------ Recorded data

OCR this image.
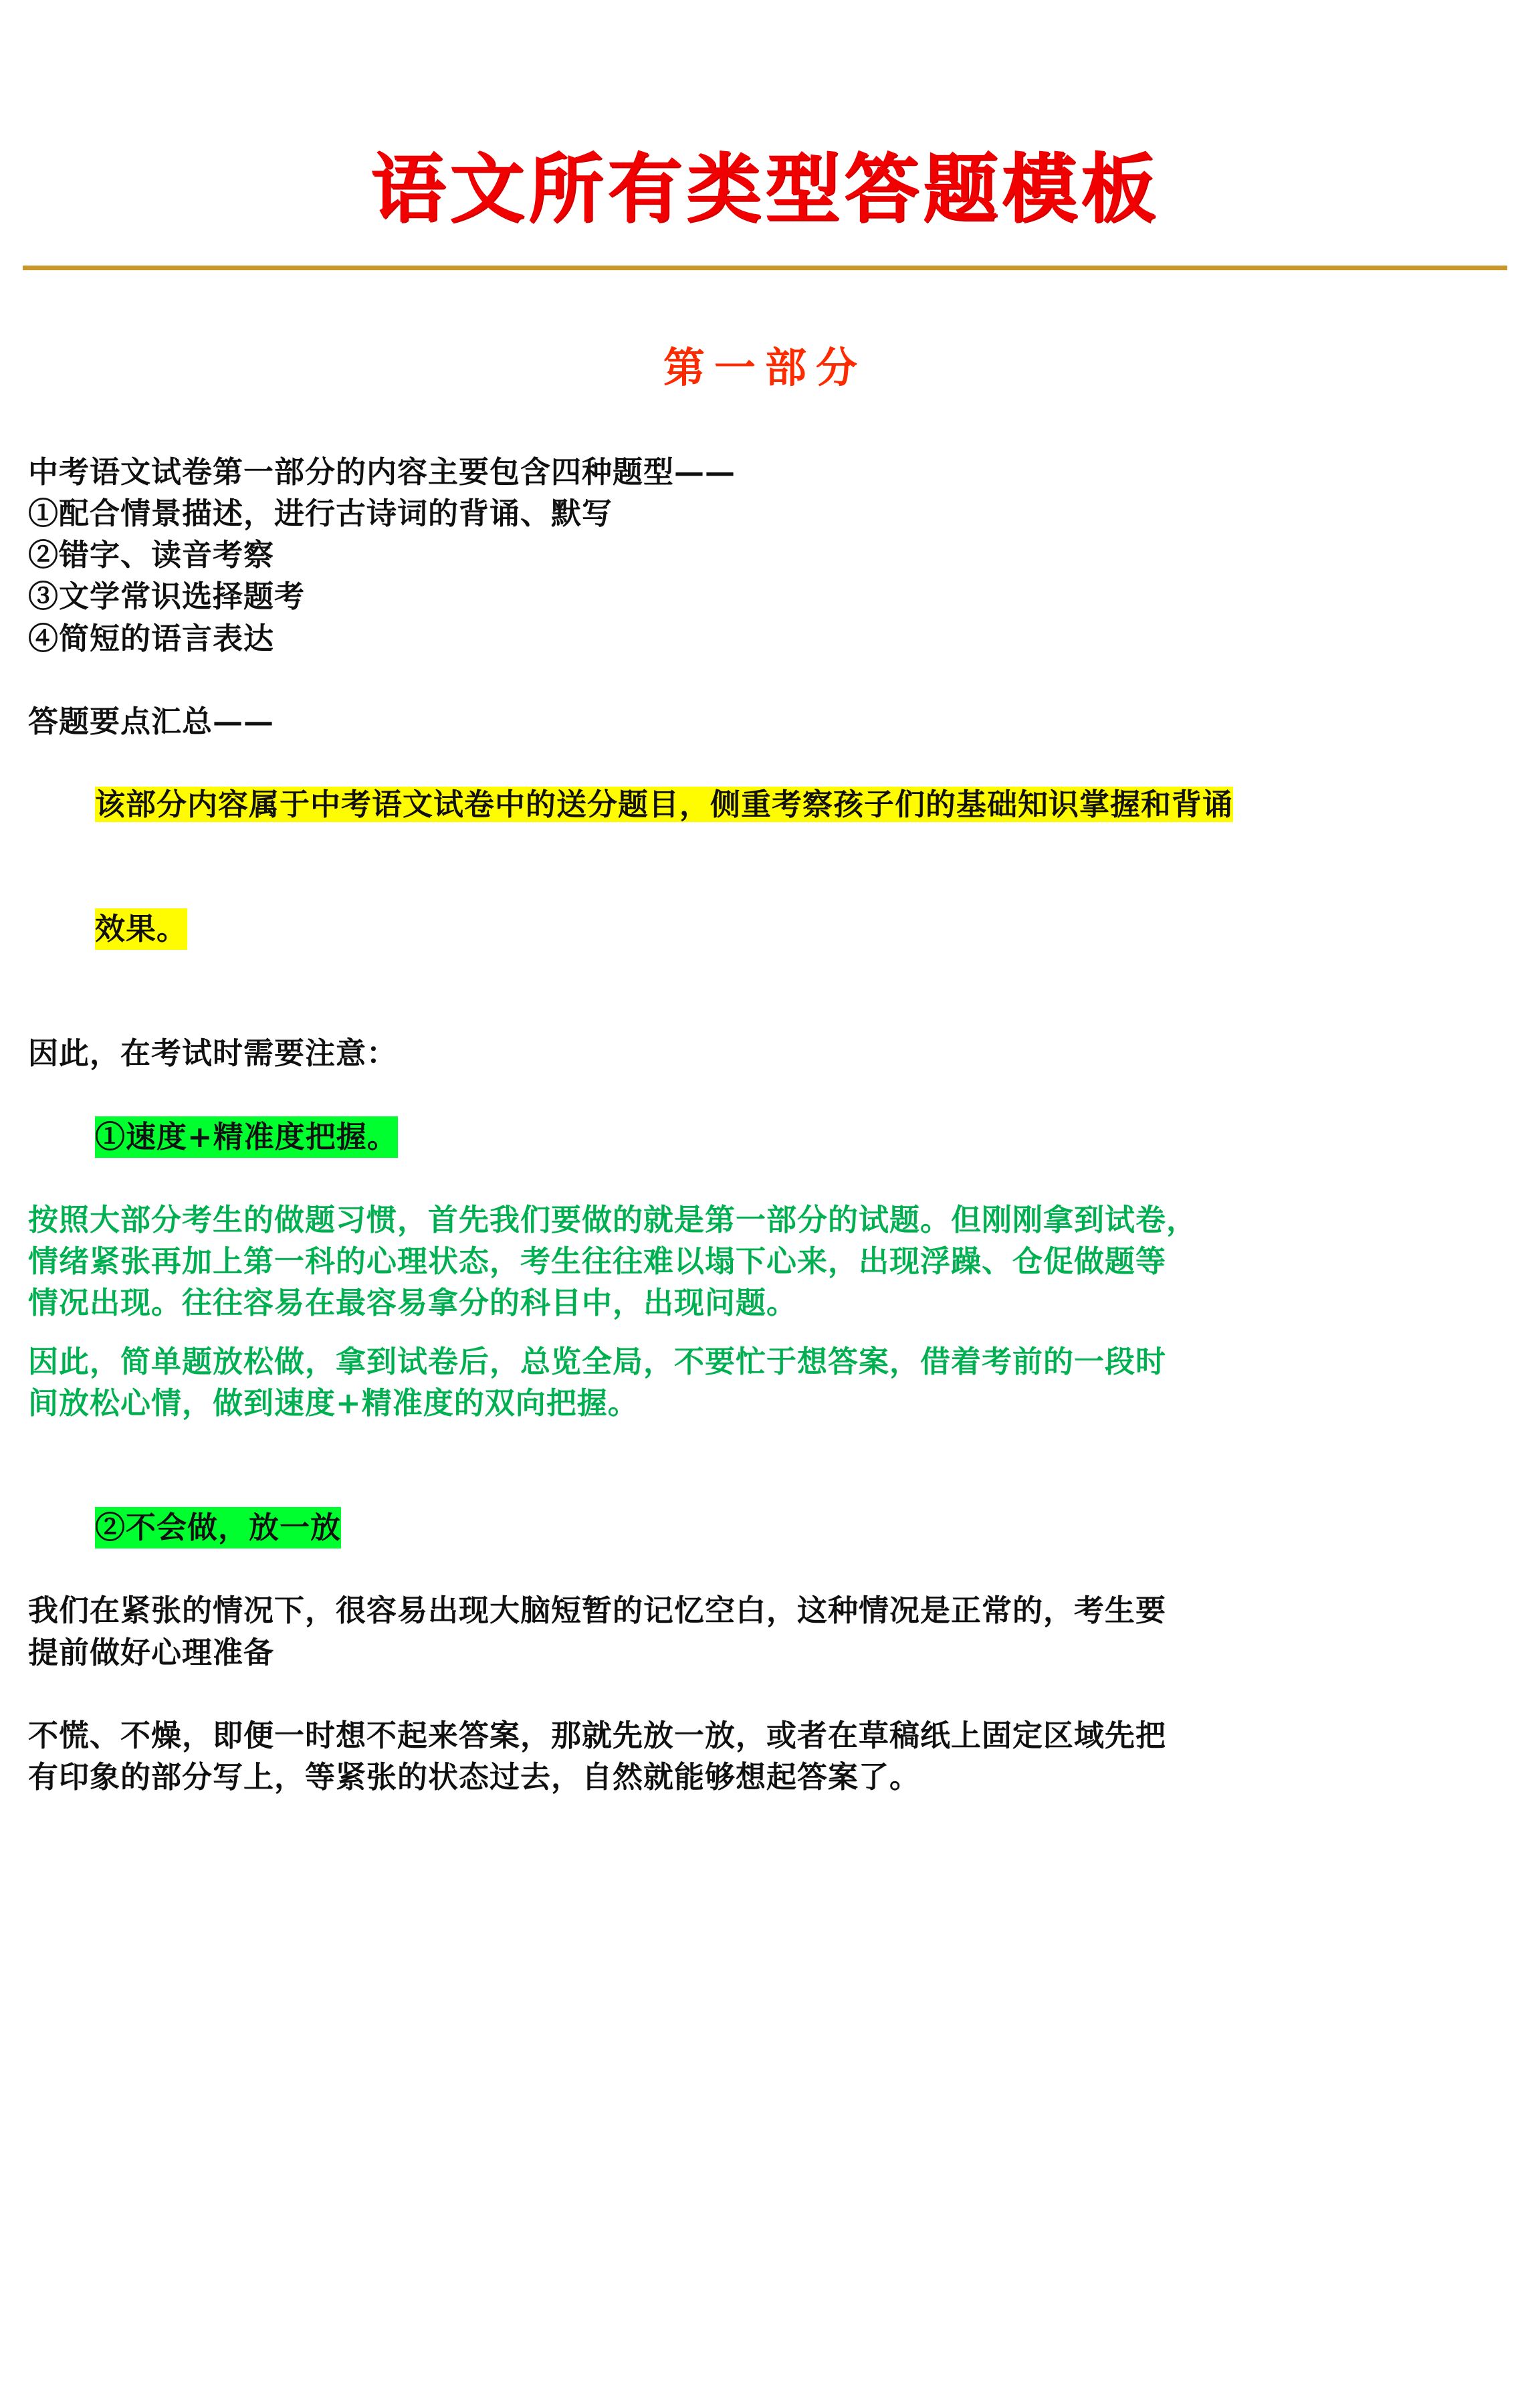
语文所有类型答题模板
第一部分
中考语文试卷第一部分的内容主要包含四种题型——
①配合情景描述，进行古诗词的背诵、默写
②错字、读音考察
③文学常识选择题考
④简短的语言表达
答题要点汇总——

该部分内容属于中考语文试卷中的送分题目，侧重考察孩子们的基础知识掌握和背诵

效果。

因此，在考试时需要注意：

①速度+精准度把握。

按照大部分考生的做题习惯，首先我们要做的就是第一部分的试题。但刚刚拿到试卷，
情绪紧张再加上第一科的心理状态，考生往往难以塌下心来，出现浮躁、仓促做题等
情况出现。往往容易在最容易拿分的科目中，出现问题。
因此，简单题放松做，拿到试卷后，总览全局，不要忙于想答案，借着考前的一段时
间放松心情，做到速度+精准度的双向把握。

②不会做，放一放

我们在紧张的情况下，很容易出现大脑短暂的记忆空白，这种情况是正常的，考生要
提前做好心理准备
不慌、不燥，即便一时想不起来答案，那就先放一放，或者在草稿纸上固定区域先把
有印象的部分写上，等紧张的状态过去，自然就能够想起答案了。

------------

=== Written request ===
Each entry shown above must be quoted exactly, with its pictures left out.

=== Final result ===
OCR this image.
语文所有类型答题模板
第一部分
中考语文试卷第一部分的内容主要包含四种题型——
①配合情景描述，进行古诗词的背诵、默写
②错字、读音考察
③文学常识选择题考
④简短的语言表达
答题要点汇总——

该部分内容属于中考语文试卷中的送分题目，侧重考察孩子们的基础知识掌握和背诵

效果。

因此，在考试时需要注意：

①速度+精准度把握。

按照大部分考生的做题习惯，首先我们要做的就是第一部分的试题。但刚刚拿到试卷，
情绪紧张再加上第一科的心理状态，考生往往难以塌下心来，出现浮躁、仓促做题等
情况出现。往往容易在最容易拿分的科目中，出现问题。
因此，简单题放松做，拿到试卷后，总览全局，不要忙于想答案，借着考前的一段时
间放松心情，做到速度+精准度的双向把握。

②不会做，放一放

我们在紧张的情况下，很容易出现大脑短暂的记忆空白，这种情况是正常的，考生要
提前做好心理准备
不慌、不燥，即便一时想不起来答案，那就先放一放，或者在草稿纸上固定区域先把
有印象的部分写上，等紧张的状态过去，自然就能够想起答案了。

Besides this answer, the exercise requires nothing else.